Instructions for the task
Set the listing down again in full, word for word, with the pictures left out.
** start Provided records **
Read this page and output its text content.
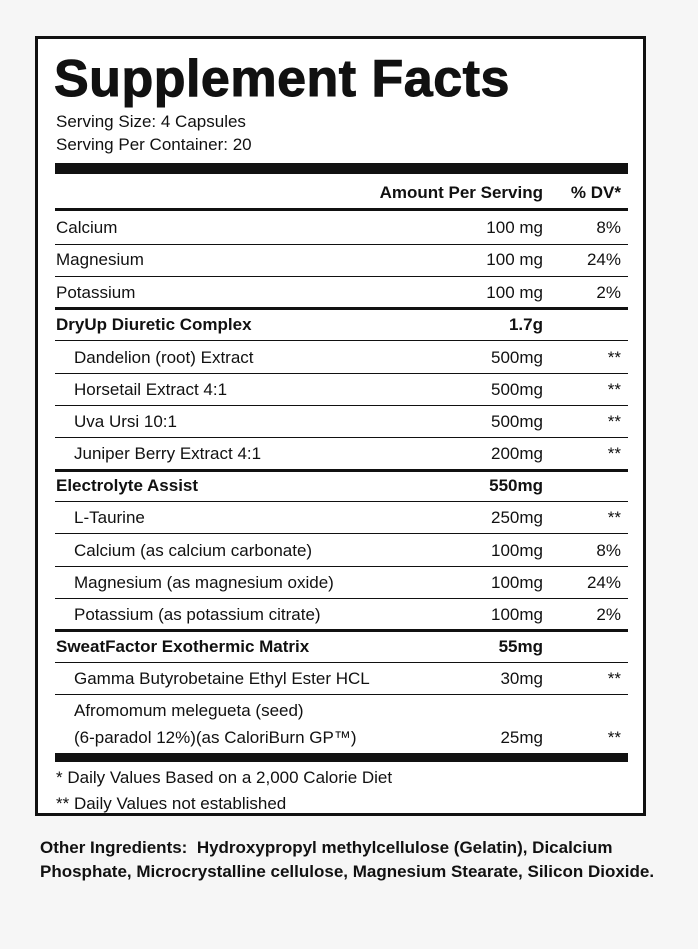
Supplement Facts
Serving Size: 4 Capsules
Serving Per Container: 20
Amount Per Serving % DV*
Calcium	100 mg	8%
Magnesium	100 mg	24%
Potassium	100 mg	2%
DryUp Diuretic Complex	1.7g
Dandelion (root) Extract	500mg	**
Horsetail Extract 4:1	500mg	**
Uva Ursi 10:1	500mg	**
Juniper Berry Extract 4:1	200mg	**
Electrolyte Assist	550mg
L-Taurine	250mg	**
Calcium (as calcium carbonate)	100mg	8%
Magnesium (as magnesium oxide)	100mg	24%
Potassium (as potassium citrate)	100mg	2%
SweatFactor Exothermic Matrix	55mg
Gamma Butyrobetaine Ethyl Ester HCL	30mg	**
Afromomum melegueta (seed)
(6-paradol 12%)(as CaloriBurn GP™)	25mg	**
* Daily Values Based on a 2,000 Calorie Diet
** Daily Values not established
Other Ingredients: Hydroxypropyl methylcellulose (Gelatin), Dicalcium Phosphate, Microcrystalline cellulose, Magnesium Stearate, Silicon Dioxide.
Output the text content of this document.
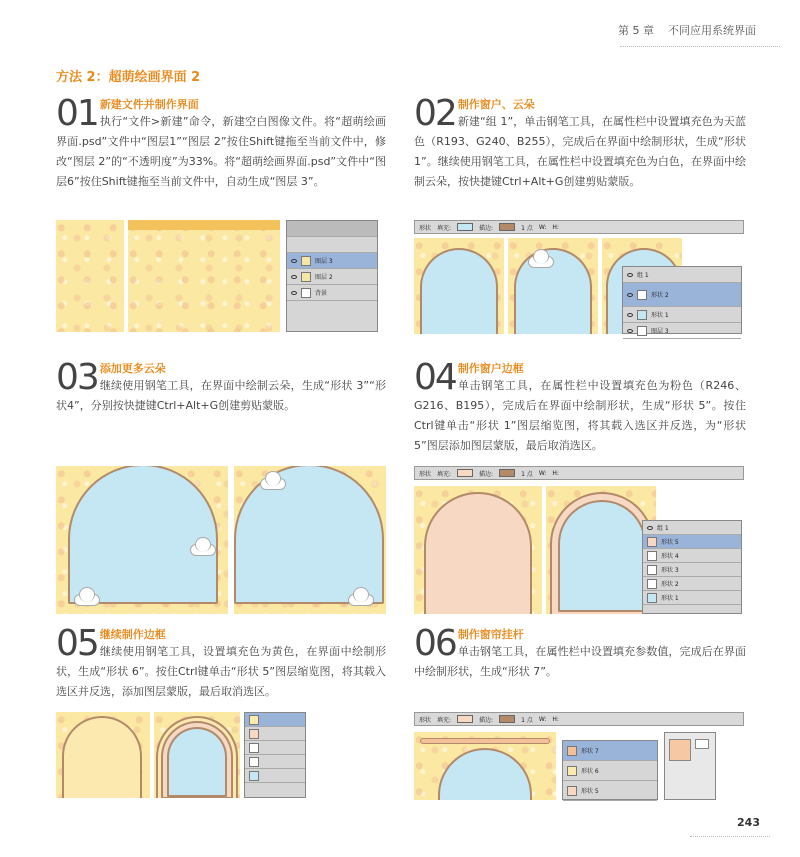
第 5 章 不同应用系统界面
方法 2：超萌绘画界面 2
01 新建文件并制作界面

执行“文件>新建”命令，新建空白图像文件。将“超萌绘画界面.psd”文件中“图层1”“图层 2”按住Shift键拖至当前文件中，修改“图层 2”的“不透明度”为33%。将“超萌绘画界面.psd”文件中“图层6”按住Shift键拖至当前文件中，自动生成“图层 3”。

02 制作窗户、云朵

新建“组 1”，单击钢笔工具，在属性栏中设置填充色为天蓝色（R193、G240、B255），完成后在界面中绘制形状，生成“形状 1”。继续使用钢笔工具，在属性栏中设置填充色为白色，在界面中绘制云朵，按快捷键Ctrl+Alt+G创建剪贴蒙版。

图层 3
图层 2
背景
形状 填充:	描边:	1 点 W: H:
组 1
形状 2
形状 1
图层 3
03 添加更多云朵

继续使用钢笔工具，在界面中绘制云朵，生成“形状 3”“形状4”，分别按快捷键Ctrl+Alt+G创建剪贴蒙版。

04 制作窗户边框

单击钢笔工具，在属性栏中设置填充色为粉色（R246、G216、B195），完成后在界面中绘制形状，生成“形状 5”。按住Ctrl键单击“形状 1”图层缩览图，将其载入选区并反选，为“形状 5”图层添加图层蒙版，最后取消选区。

形状 填充:	描边:	1 点 W: H:
组 1
形状 5
形状 4
形状 3
形状 2
形状 1
05 继续制作边框

继续使用钢笔工具，设置填充色为黄色，在界面中绘制形状，生成“形状 6”。按住Ctrl键单击“形状 5”图层缩览图，将其载入选区并反选，添加图层蒙版，最后取消选区。

06 制作窗帘挂杆

单击钢笔工具，在属性栏中设置填充参数值，完成后在界面中绘制形状，生成“形状 7”。

形状 填充:	描边:	1 点 W: H:
形状 7
形状 6
形状 5
243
** end Provided records **
In response
Read this page and output its text content.
Supplement Facts
Serving Size: 4 Capsules
Serving Per Container: 20
Amount Per Serving % DV*
Calcium	100 mg	8%
Magnesium	100 mg	24%
Potassium	100 mg	2%
DryUp Diuretic Complex	1.7g
Dandelion (root) Extract	500mg	**
Horsetail Extract 4:1	500mg	**
Uva Ursi 10:1	500mg	**
Juniper Berry Extract 4:1	200mg	**
Electrolyte Assist	550mg
L-Taurine	250mg	**
Calcium (as calcium carbonate)	100mg	8%
Magnesium (as magnesium oxide)	100mg	24%
Potassium (as potassium citrate)	100mg	2%
SweatFactor Exothermic Matrix	55mg
Gamma Butyrobetaine Ethyl Ester HCL	30mg	**
Afromomum melegueta (seed)
(6-paradol 12%)(as CaloriBurn GP™)	25mg	**
* Daily Values Based on a 2,000 Calorie Diet
** Daily Values not established
Other Ingredients: Hydroxypropyl methylcellulose (Gelatin), Dicalcium Phosphate, Microcrystalline cellulose, Magnesium Stearate, Silicon Dioxide.
Output the text content of this document.
第 5 章 不同应用系统界面
方法 2：超萌绘画界面 2
01 新建文件并制作界面

执行“文件>新建”命令，新建空白图像文件。将“超萌绘画界面.psd”文件中“图层1”“图层 2”按住Shift键拖至当前文件中，修改“图层 2”的“不透明度”为33%。将“超萌绘画界面.psd”文件中“图层6”按住Shift键拖至当前文件中，自动生成“图层 3”。

02 制作窗户、云朵

新建“组 1”，单击钢笔工具，在属性栏中设置填充色为天蓝色（R193、G240、B255），完成后在界面中绘制形状，生成“形状 1”。继续使用钢笔工具，在属性栏中设置填充色为白色，在界面中绘制云朵，按快捷键Ctrl+Alt+G创建剪贴蒙版。

图层 3
图层 2
背景
形状 填充:	描边:	1 点 W: H:
组 1
形状 2
形状 1
图层 3
03 添加更多云朵

继续使用钢笔工具，在界面中绘制云朵，生成“形状 3”“形状4”，分别按快捷键Ctrl+Alt+G创建剪贴蒙版。

04 制作窗户边框

单击钢笔工具，在属性栏中设置填充色为粉色（R246、G216、B195），完成后在界面中绘制形状，生成“形状 5”。按住Ctrl键单击“形状 1”图层缩览图，将其载入选区并反选，为“形状 5”图层添加图层蒙版，最后取消选区。

形状 填充:	描边:	1 点 W: H:
组 1
形状 5
形状 4
形状 3
形状 2
形状 1
05 继续制作边框

继续使用钢笔工具，设置填充色为黄色，在界面中绘制形状，生成“形状 6”。按住Ctrl键单击“形状 5”图层缩览图，将其载入选区并反选，添加图层蒙版，最后取消选区。

06 制作窗帘挂杆

单击钢笔工具，在属性栏中设置填充参数值，完成后在界面中绘制形状，生成“形状 7”。

形状 填充:	描边:	1 点 W: H:
形状 7
形状 6
形状 5
243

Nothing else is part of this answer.